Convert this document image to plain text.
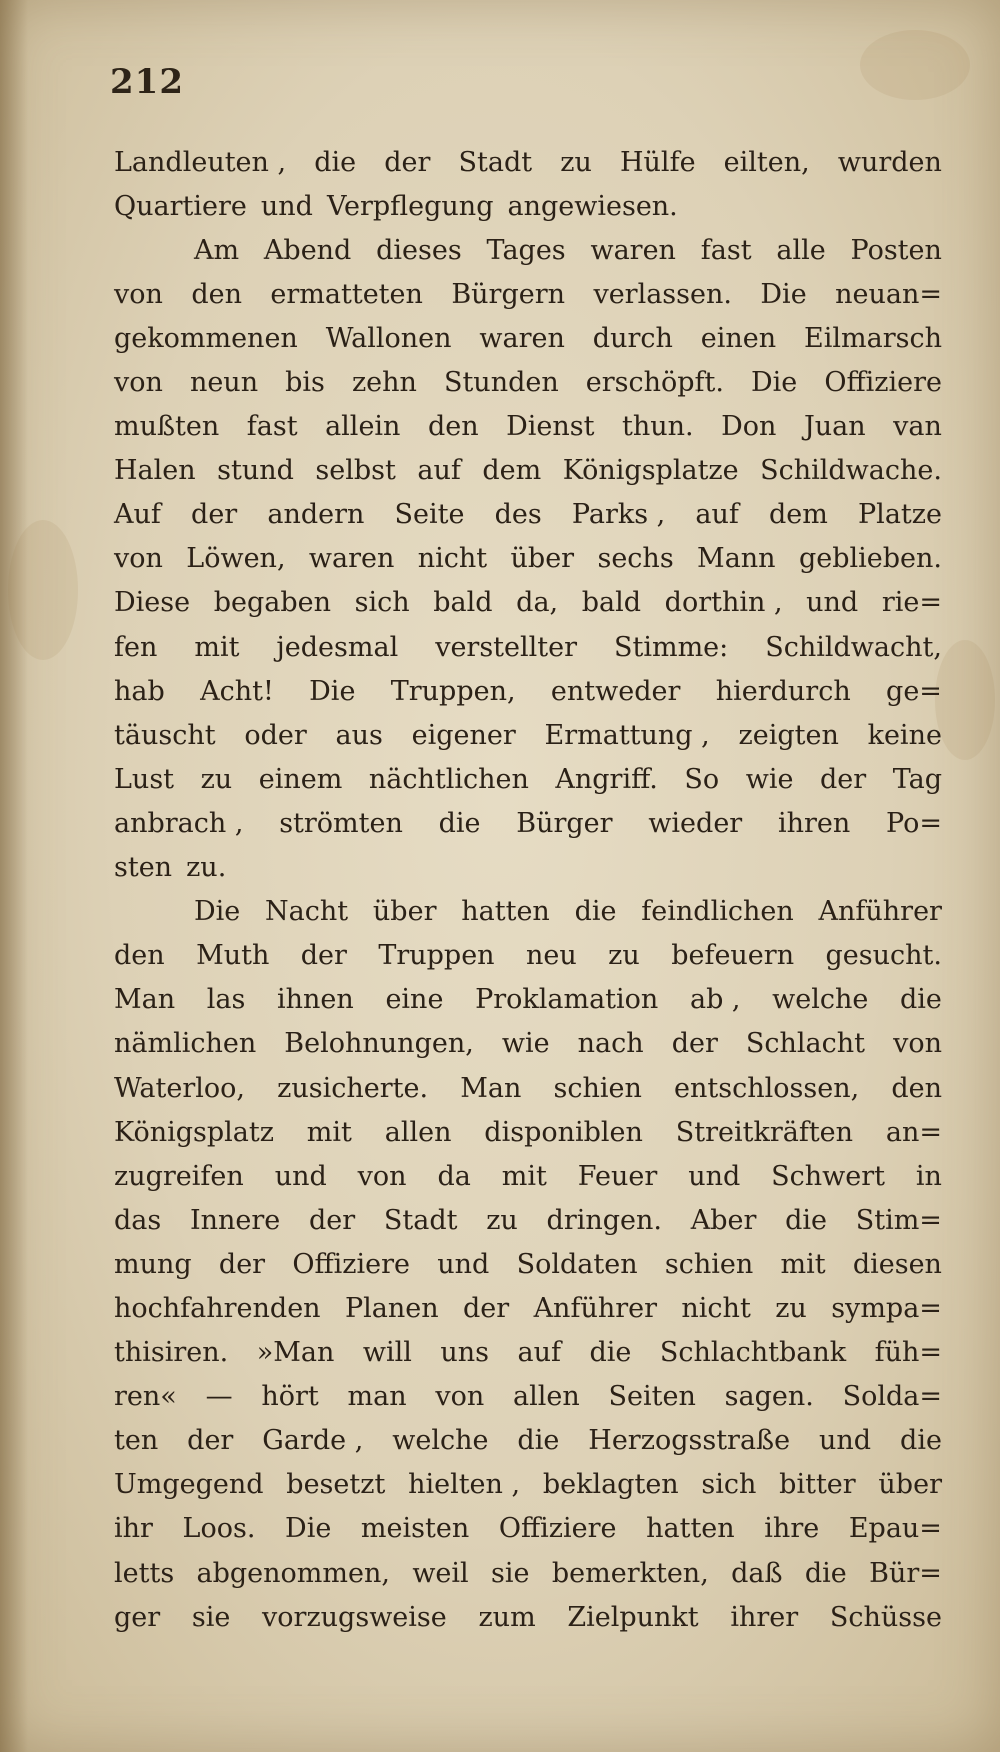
212
Landleuten , die der Stadt zu Hülfe eilten, wurden
Quartiere und Verpflegung angewiesen.
Am Abend dieses Tages waren fast alle Posten
von den ermatteten Bürgern verlassen. Die neuan=
gekommenen Wallonen waren durch einen Eilmarsch
von neun bis zehn Stunden erschöpft. Die Offiziere
mußten fast allein den Dienst thun. Don Juan van
Halen stund selbst auf dem Königsplatze Schildwache.
Auf der andern Seite des Parks , auf dem Platze
von Löwen, waren nicht über sechs Mann geblieben.
Diese begaben sich bald da, bald dorthin , und rie=
fen mit jedesmal verstellter Stimme: Schildwacht,
hab Acht! Die Truppen, entweder hierdurch ge=
täuscht oder aus eigener Ermattung , zeigten keine
Lust zu einem nächtlichen Angriff. So wie der Tag
anbrach , strömten die Bürger wieder ihren Po=
sten zu.
Die Nacht über hatten die feindlichen Anführer
den Muth der Truppen neu zu befeuern gesucht.
Man las ihnen eine Proklamation ab , welche die
nämlichen Belohnungen, wie nach der Schlacht von
Waterloo, zusicherte. Man schien entschlossen, den
Königsplatz mit allen disponiblen Streitkräften an=
zugreifen und von da mit Feuer und Schwert in
das Innere der Stadt zu dringen. Aber die Stim=
mung der Offiziere und Soldaten schien mit diesen
hochfahrenden Planen der Anführer nicht zu sympa=
thisiren. »Man will uns auf die Schlachtbank füh=
ren« — hört man von allen Seiten sagen. Solda=
ten der Garde , welche die Herzogsstraße und die
Umgegend besetzt hielten , beklagten sich bitter über
ihr Loos. Die meisten Offiziere hatten ihre Epau=
letts abgenommen, weil sie bemerkten, daß die Bür=
ger sie vorzugsweise zum Zielpunkt ihrer Schüsse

##########

◆ ABOUT THIS EXERCISE ◆
With the pictures omitted, restate every entry above word for word.

◆ COMPLETED TASK ◆
Convert this document image to plain text.
212
Landleuten , die der Stadt zu Hülfe eilten, wurden
Quartiere und Verpflegung angewiesen.
Am Abend dieses Tages waren fast alle Posten
von den ermatteten Bürgern verlassen. Die neuan=
gekommenen Wallonen waren durch einen Eilmarsch
von neun bis zehn Stunden erschöpft. Die Offiziere
mußten fast allein den Dienst thun. Don Juan van
Halen stund selbst auf dem Königsplatze Schildwache.
Auf der andern Seite des Parks , auf dem Platze
von Löwen, waren nicht über sechs Mann geblieben.
Diese begaben sich bald da, bald dorthin , und rie=
fen mit jedesmal verstellter Stimme: Schildwacht,
hab Acht! Die Truppen, entweder hierdurch ge=
täuscht oder aus eigener Ermattung , zeigten keine
Lust zu einem nächtlichen Angriff. So wie der Tag
anbrach , strömten die Bürger wieder ihren Po=
sten zu.
Die Nacht über hatten die feindlichen Anführer
den Muth der Truppen neu zu befeuern gesucht.
Man las ihnen eine Proklamation ab , welche die
nämlichen Belohnungen, wie nach der Schlacht von
Waterloo, zusicherte. Man schien entschlossen, den
Königsplatz mit allen disponiblen Streitkräften an=
zugreifen und von da mit Feuer und Schwert in
das Innere der Stadt zu dringen. Aber die Stim=
mung der Offiziere und Soldaten schien mit diesen
hochfahrenden Planen der Anführer nicht zu sympa=
thisiren. »Man will uns auf die Schlachtbank füh=
ren« — hört man von allen Seiten sagen. Solda=
ten der Garde , welche die Herzogsstraße und die
Umgegend besetzt hielten , beklagten sich bitter über
ihr Loos. Die meisten Offiziere hatten ihre Epau=
letts abgenommen, weil sie bemerkten, daß die Bür=
ger sie vorzugsweise zum Zielpunkt ihrer Schüsse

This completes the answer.